Report each line of the data that has "state" somewhere in it.

Entries supplied =
•••

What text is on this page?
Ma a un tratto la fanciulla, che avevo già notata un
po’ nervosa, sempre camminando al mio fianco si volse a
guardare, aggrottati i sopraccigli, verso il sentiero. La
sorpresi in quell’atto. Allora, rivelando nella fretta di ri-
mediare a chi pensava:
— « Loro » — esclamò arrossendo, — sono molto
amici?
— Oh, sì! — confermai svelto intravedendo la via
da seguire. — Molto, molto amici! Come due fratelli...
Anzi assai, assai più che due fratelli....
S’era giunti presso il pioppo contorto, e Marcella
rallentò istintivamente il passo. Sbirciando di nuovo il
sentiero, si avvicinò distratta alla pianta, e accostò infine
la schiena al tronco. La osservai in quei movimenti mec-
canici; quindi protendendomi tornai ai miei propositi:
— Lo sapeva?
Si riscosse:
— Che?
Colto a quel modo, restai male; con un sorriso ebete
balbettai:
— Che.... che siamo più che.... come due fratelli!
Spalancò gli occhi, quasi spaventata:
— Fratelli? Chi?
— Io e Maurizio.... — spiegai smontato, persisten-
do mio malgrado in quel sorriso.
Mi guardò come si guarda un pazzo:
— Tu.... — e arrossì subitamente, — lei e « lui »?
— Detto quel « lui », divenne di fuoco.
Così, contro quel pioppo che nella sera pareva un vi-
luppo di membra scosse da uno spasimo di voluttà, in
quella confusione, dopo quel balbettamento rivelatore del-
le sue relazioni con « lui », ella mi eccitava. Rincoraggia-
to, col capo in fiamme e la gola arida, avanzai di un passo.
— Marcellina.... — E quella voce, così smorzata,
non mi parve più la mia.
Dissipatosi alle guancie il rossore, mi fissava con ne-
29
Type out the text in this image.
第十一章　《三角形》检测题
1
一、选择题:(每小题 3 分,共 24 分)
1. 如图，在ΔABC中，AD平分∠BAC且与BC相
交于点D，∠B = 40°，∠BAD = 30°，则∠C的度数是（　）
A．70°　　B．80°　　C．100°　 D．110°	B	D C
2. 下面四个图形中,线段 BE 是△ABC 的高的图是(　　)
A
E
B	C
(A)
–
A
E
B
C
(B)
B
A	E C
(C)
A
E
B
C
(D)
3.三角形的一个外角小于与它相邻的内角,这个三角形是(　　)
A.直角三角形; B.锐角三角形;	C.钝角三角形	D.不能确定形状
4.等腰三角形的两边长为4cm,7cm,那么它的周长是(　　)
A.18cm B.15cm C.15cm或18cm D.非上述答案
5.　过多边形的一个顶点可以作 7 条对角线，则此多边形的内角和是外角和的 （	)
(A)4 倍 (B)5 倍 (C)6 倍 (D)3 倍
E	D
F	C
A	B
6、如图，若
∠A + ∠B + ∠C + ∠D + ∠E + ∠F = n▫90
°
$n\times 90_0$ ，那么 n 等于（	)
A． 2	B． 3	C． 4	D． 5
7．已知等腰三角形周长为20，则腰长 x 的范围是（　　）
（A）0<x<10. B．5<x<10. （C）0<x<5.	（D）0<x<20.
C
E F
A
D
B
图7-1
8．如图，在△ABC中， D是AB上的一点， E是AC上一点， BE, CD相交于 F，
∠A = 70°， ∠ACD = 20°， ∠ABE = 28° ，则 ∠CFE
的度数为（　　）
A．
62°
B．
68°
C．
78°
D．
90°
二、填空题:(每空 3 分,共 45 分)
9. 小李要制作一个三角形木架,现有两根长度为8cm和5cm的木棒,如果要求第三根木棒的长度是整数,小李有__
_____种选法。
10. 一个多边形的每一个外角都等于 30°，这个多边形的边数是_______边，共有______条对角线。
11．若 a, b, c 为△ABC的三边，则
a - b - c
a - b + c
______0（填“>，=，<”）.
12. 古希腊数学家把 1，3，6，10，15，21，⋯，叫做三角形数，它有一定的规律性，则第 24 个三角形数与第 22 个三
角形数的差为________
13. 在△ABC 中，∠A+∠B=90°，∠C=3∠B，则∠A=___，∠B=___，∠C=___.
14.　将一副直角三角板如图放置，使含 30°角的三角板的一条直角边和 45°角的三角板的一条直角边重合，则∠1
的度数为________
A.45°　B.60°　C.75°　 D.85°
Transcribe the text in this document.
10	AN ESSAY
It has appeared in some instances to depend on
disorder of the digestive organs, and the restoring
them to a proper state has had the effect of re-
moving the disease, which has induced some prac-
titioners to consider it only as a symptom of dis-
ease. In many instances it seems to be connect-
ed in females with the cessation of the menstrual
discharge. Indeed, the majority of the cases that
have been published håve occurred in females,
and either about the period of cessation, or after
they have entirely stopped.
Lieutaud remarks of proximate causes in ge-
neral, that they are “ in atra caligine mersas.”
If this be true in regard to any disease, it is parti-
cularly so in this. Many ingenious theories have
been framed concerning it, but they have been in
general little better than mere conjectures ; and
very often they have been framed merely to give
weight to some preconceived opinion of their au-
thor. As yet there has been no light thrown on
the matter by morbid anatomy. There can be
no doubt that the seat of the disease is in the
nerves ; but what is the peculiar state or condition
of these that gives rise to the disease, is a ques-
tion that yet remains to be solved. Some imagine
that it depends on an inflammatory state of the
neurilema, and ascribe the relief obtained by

•••

Exercise result =
them to a proper state has had the effect of re-
nerves ; but what is the peculiar state or condition
that it depends on an inflammatory state of the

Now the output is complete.